=== Set task ===
Keep only the lines that hold the string "coloque", filtering out the rest of the entries below.

=== Available records ===
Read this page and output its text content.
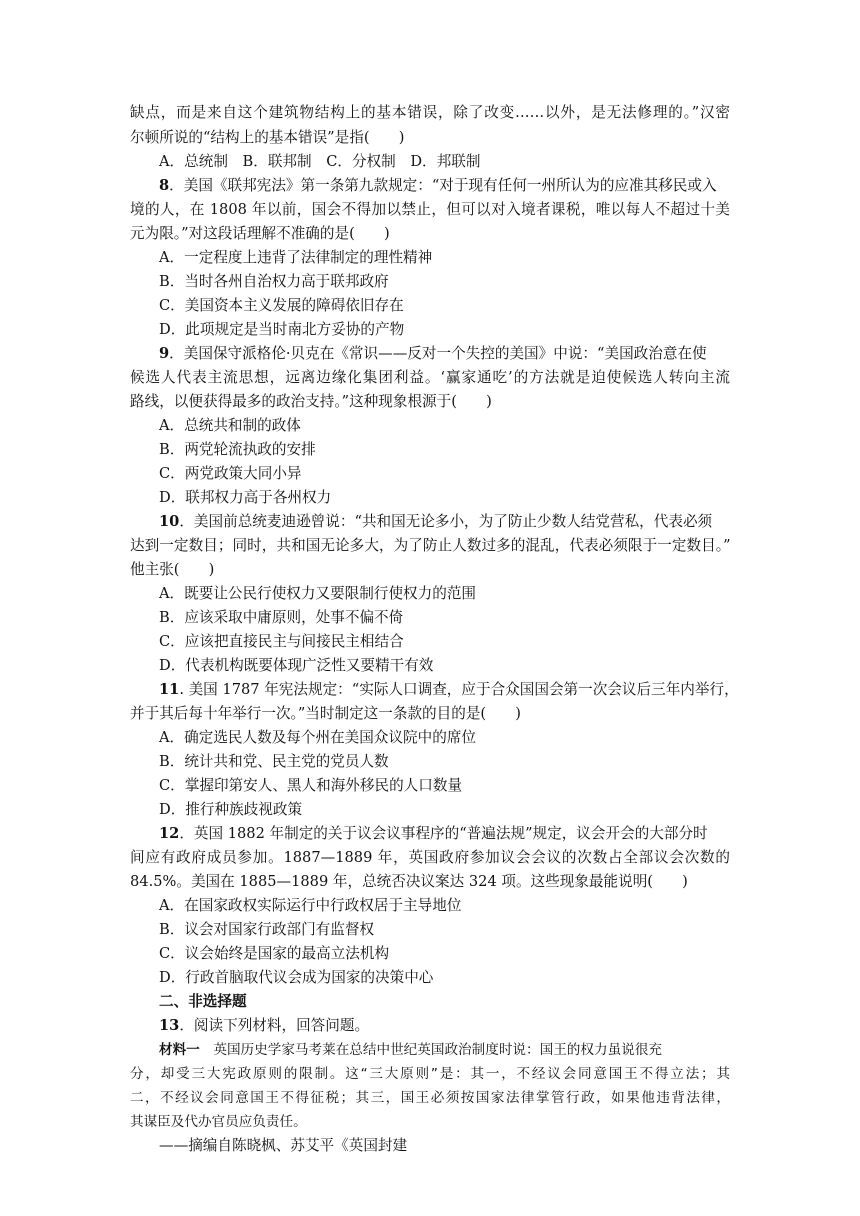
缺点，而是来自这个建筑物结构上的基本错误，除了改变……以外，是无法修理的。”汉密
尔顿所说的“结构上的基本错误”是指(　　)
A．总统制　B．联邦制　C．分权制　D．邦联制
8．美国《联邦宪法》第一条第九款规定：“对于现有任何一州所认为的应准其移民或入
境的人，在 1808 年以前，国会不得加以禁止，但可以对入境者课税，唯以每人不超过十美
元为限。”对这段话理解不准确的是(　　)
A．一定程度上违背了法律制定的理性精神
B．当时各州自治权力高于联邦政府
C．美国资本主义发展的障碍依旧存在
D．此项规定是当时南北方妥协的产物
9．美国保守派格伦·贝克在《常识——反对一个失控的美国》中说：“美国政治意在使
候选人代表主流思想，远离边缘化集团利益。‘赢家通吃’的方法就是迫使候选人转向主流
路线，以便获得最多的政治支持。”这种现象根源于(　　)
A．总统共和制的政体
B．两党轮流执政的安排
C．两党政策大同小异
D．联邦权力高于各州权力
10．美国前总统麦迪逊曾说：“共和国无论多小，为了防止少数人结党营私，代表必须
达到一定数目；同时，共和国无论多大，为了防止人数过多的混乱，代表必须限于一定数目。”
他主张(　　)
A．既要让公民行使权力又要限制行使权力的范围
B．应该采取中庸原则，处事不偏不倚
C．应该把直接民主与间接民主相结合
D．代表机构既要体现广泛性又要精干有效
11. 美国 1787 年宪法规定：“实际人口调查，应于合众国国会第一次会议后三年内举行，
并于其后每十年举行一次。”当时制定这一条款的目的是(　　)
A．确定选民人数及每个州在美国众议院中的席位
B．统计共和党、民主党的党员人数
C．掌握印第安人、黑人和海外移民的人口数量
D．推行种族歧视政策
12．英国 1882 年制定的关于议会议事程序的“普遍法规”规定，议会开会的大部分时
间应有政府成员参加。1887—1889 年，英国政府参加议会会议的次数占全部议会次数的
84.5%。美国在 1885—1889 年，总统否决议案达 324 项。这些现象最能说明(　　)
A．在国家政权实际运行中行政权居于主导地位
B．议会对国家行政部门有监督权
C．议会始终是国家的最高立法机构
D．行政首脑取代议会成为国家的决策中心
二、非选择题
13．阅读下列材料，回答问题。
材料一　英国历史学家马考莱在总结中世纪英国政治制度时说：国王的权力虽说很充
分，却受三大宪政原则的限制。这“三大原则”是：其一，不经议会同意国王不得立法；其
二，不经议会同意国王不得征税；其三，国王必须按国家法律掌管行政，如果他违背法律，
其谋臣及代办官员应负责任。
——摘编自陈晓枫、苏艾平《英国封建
---
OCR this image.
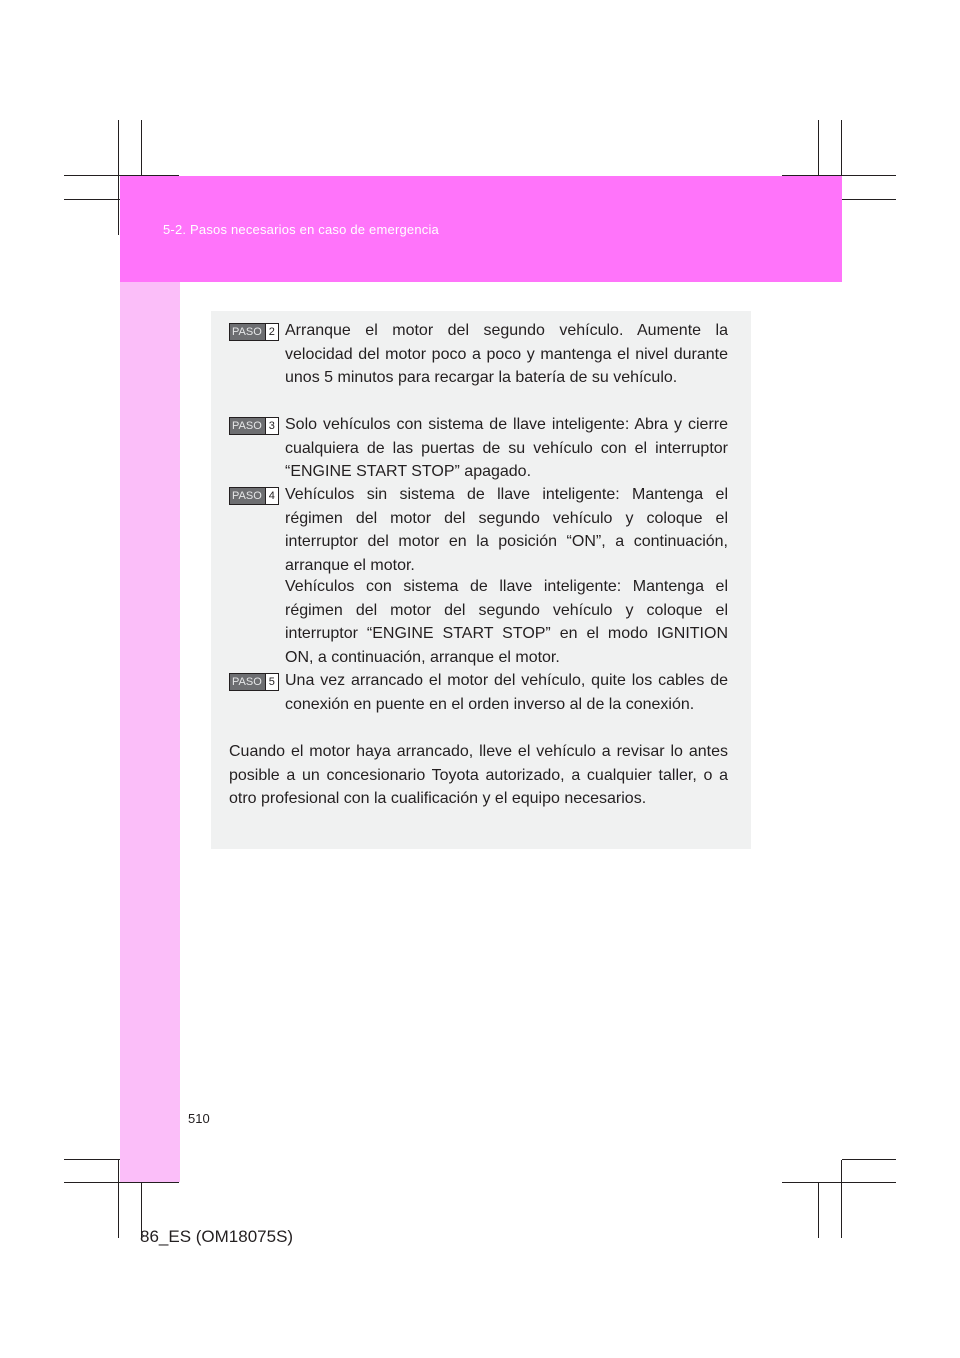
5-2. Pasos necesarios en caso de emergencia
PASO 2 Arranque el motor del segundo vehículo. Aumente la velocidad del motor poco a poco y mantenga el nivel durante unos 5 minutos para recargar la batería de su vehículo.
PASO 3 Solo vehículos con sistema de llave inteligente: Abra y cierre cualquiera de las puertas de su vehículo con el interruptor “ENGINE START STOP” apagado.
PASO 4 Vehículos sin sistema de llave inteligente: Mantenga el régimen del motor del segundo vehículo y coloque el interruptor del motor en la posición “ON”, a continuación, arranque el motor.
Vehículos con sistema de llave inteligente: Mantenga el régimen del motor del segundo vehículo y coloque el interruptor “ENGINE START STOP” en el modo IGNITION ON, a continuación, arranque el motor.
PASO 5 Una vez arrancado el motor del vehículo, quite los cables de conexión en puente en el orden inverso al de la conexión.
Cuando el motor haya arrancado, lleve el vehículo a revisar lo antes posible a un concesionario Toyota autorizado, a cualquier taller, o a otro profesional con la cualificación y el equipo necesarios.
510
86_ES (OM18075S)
* * *
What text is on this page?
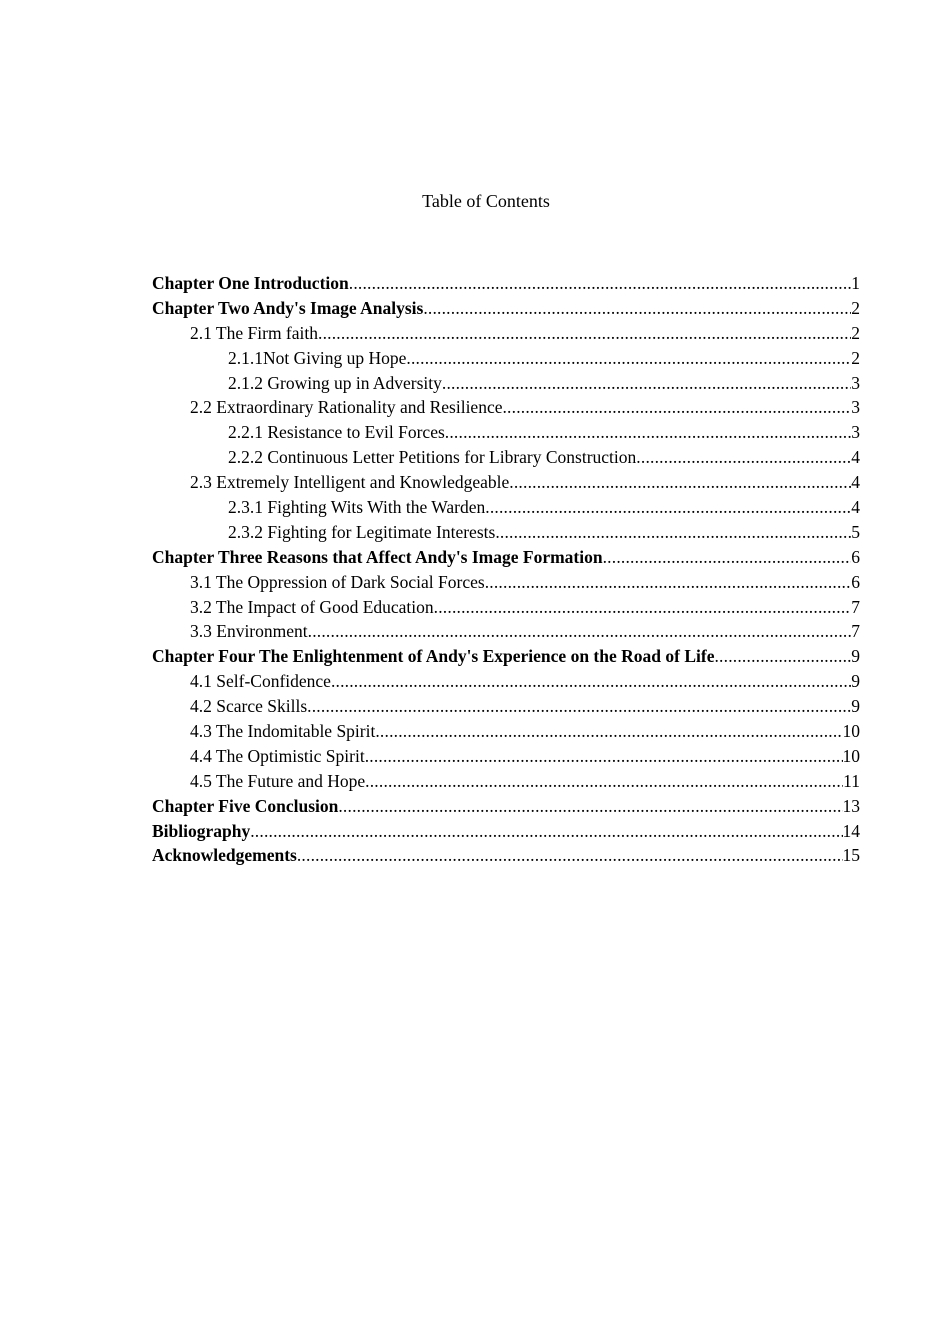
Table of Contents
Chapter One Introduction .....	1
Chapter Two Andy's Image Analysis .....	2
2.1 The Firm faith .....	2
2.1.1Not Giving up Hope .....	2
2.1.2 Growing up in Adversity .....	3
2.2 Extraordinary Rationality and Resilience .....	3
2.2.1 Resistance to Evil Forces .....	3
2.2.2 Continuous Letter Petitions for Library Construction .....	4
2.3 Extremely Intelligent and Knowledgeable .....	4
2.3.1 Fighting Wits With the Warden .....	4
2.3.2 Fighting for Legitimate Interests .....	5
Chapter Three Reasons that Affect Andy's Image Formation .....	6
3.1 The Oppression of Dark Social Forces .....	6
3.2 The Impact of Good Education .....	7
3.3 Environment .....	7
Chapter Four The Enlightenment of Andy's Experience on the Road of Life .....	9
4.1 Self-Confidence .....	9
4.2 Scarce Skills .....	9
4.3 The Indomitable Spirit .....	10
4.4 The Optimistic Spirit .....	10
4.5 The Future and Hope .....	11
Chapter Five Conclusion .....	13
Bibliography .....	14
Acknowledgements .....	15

=== Completed exercise ===
PASO 4 Vehículos sin sistema de llave inteligente: Mantenga el régimen del motor del segundo vehículo y coloque el interruptor del motor en la posición “ON”, a continuación, arranque el motor.
Vehículos con sistema de llave inteligente: Mantenga el régimen del motor del segundo vehículo y coloque el interruptor “ENGINE START STOP” en el modo IGNITION ON, a continuación, arranque el motor.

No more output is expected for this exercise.